--- start DATA EXCERPTS ---

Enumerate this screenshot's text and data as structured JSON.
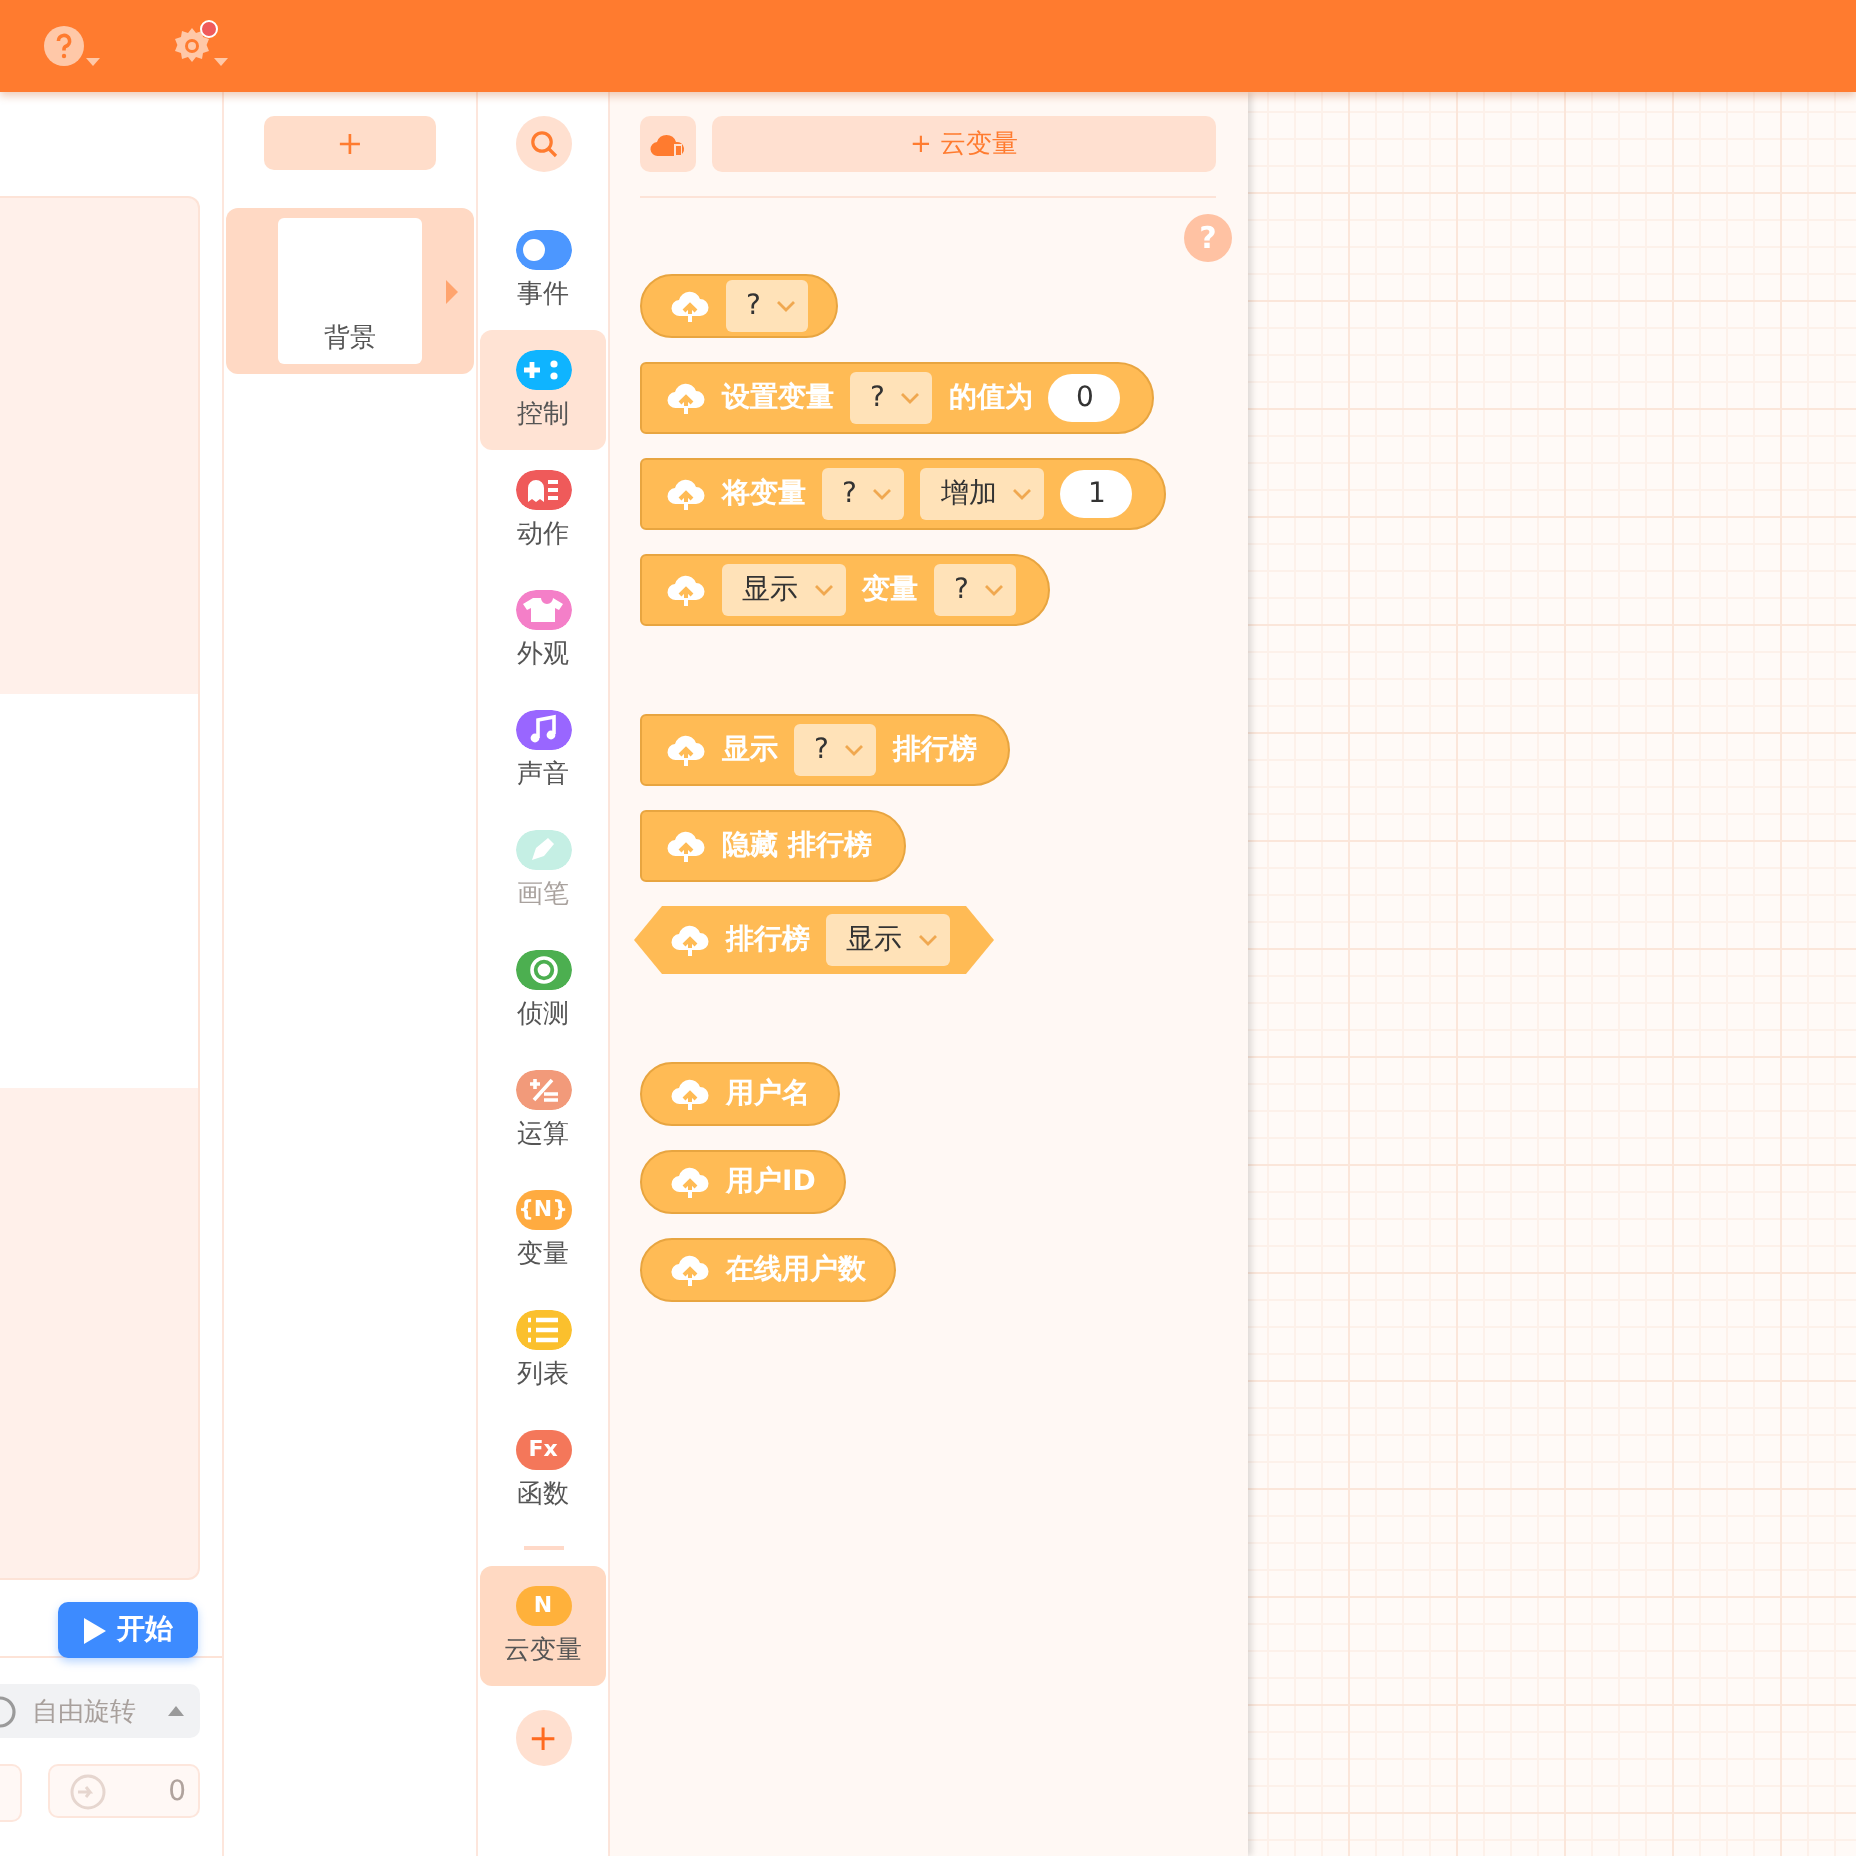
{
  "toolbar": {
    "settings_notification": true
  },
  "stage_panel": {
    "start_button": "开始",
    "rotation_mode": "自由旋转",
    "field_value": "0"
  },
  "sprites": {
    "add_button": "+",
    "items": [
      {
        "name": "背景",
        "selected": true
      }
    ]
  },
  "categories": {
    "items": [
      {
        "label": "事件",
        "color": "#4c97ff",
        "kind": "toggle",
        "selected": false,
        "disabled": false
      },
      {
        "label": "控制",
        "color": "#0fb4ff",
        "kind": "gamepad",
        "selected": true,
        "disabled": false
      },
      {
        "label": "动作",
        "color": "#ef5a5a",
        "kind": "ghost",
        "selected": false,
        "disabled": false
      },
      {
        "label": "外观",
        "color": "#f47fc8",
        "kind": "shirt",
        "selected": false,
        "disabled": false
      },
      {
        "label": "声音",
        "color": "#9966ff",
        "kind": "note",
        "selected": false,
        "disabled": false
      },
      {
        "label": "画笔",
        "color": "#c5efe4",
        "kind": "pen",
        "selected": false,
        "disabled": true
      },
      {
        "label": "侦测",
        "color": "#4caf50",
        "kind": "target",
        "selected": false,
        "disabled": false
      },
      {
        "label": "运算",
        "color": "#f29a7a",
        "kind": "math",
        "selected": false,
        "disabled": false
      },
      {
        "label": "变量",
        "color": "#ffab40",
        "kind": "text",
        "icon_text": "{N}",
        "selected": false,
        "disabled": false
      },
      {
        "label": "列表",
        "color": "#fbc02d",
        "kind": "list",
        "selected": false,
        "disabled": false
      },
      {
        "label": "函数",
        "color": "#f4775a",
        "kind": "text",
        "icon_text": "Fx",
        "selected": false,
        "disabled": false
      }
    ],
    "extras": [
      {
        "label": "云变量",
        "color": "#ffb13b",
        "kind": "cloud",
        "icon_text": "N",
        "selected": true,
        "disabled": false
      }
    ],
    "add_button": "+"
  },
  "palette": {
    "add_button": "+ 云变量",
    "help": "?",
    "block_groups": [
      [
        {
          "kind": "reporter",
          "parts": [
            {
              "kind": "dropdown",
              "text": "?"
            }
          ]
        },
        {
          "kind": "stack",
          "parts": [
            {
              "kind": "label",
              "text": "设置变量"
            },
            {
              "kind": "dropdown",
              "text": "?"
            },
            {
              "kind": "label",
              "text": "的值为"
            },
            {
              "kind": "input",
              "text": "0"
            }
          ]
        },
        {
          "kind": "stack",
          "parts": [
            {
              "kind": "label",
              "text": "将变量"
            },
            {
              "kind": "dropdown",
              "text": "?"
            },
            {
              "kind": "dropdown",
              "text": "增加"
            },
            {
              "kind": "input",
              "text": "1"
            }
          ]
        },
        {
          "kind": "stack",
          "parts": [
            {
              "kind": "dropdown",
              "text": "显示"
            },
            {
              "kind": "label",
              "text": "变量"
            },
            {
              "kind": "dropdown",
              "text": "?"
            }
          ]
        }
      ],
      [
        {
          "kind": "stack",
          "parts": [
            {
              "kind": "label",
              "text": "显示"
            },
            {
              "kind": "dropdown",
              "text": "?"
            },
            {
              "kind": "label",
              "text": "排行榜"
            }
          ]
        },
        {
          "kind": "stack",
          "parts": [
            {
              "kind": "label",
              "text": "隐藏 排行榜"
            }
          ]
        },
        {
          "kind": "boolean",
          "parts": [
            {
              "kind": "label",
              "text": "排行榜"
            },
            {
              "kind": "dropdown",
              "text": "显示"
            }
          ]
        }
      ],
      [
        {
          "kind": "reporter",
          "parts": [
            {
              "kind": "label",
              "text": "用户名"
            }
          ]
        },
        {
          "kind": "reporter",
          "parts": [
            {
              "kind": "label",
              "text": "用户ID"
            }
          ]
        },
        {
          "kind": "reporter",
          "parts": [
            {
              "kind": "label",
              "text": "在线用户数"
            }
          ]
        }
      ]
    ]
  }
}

--- end DATA EXCERPTS ---

**TASK DIRECTIONS**
Quote each record exactly as it stands, minus the pictures.

**WRITTEN RESPONSE**
Enumerate this screenshot's text and data as structured JSON.
{
  "toolbar": {
    "settings_notification": true
  },
  "stage_panel": {
    "start_button": "开始",
    "rotation_mode": "自由旋转",
    "field_value": "0"
  },
  "sprites": {
    "add_button": "+",
    "items": [
      {
        "name": "背景",
        "selected": true
      }
    ]
  },
  "categories": {
    "items": [
      {
        "label": "事件",
        "color": "#4c97ff",
        "kind": "toggle",
        "selected": false,
        "disabled": false
      },
      {
        "label": "控制",
        "color": "#0fb4ff",
        "kind": "gamepad",
        "selected": true,
        "disabled": false
      },
      {
        "label": "动作",
        "color": "#ef5a5a",
        "kind": "ghost",
        "selected": false,
        "disabled": false
      },
      {
        "label": "外观",
        "color": "#f47fc8",
        "kind": "shirt",
        "selected": false,
        "disabled": false
      },
      {
        "label": "声音",
        "color": "#9966ff",
        "kind": "note",
        "selected": false,
        "disabled": false
      },
      {
        "label": "画笔",
        "color": "#c5efe4",
        "kind": "pen",
        "selected": false,
        "disabled": true
      },
      {
        "label": "侦测",
        "color": "#4caf50",
        "kind": "target",
        "selected": false,
        "disabled": false
      },
      {
        "label": "运算",
        "color": "#f29a7a",
        "kind": "math",
        "selected": false,
        "disabled": false
      },
      {
        "label": "变量",
        "color": "#ffab40",
        "kind": "text",
        "icon_text": "{N}",
        "selected": false,
        "disabled": false
      },
      {
        "label": "列表",
        "color": "#fbc02d",
        "kind": "list",
        "selected": false,
        "disabled": false
      },
      {
        "label": "函数",
        "color": "#f4775a",
        "kind": "text",
        "icon_text": "Fx",
        "selected": false,
        "disabled": false
      }
    ],
    "extras": [
      {
        "label": "云变量",
        "color": "#ffb13b",
        "kind": "cloud",
        "icon_text": "N",
        "selected": true,
        "disabled": false
      }
    ],
    "add_button": "+"
  },
  "palette": {
    "add_button": "+ 云变量",
    "help": "?",
    "block_groups": [
      [
        {
          "kind": "reporter",
          "parts": [
            {
              "kind": "dropdown",
              "text": "?"
            }
          ]
        },
        {
          "kind": "stack",
          "parts": [
            {
              "kind": "label",
              "text": "设置变量"
            },
            {
              "kind": "dropdown",
              "text": "?"
            },
            {
              "kind": "label",
              "text": "的值为"
            },
            {
              "kind": "input",
              "text": "0"
            }
          ]
        },
        {
          "kind": "stack",
          "parts": [
            {
              "kind": "label",
              "text": "将变量"
            },
            {
              "kind": "dropdown",
              "text": "?"
            },
            {
              "kind": "dropdown",
              "text": "增加"
            },
            {
              "kind": "input",
              "text": "1"
            }
          ]
        },
        {
          "kind": "stack",
          "parts": [
            {
              "kind": "dropdown",
              "text": "显示"
            },
            {
              "kind": "label",
              "text": "变量"
            },
            {
              "kind": "dropdown",
              "text": "?"
            }
          ]
        }
      ],
      [
        {
          "kind": "stack",
          "parts": [
            {
              "kind": "label",
              "text": "显示"
            },
            {
              "kind": "dropdown",
              "text": "?"
            },
            {
              "kind": "label",
              "text": "排行榜"
            }
          ]
        },
        {
          "kind": "stack",
          "parts": [
            {
              "kind": "label",
              "text": "隐藏 排行榜"
            }
          ]
        },
        {
          "kind": "boolean",
          "parts": [
            {
              "kind": "label",
              "text": "排行榜"
            },
            {
              "kind": "dropdown",
              "text": "显示"
            }
          ]
        }
      ],
      [
        {
          "kind": "reporter",
          "parts": [
            {
              "kind": "label",
              "text": "用户名"
            }
          ]
        },
        {
          "kind": "reporter",
          "parts": [
            {
              "kind": "label",
              "text": "用户ID"
            }
          ]
        },
        {
          "kind": "reporter",
          "parts": [
            {
              "kind": "label",
              "text": "在线用户数"
            }
          ]
        }
      ]
    ]
  }
}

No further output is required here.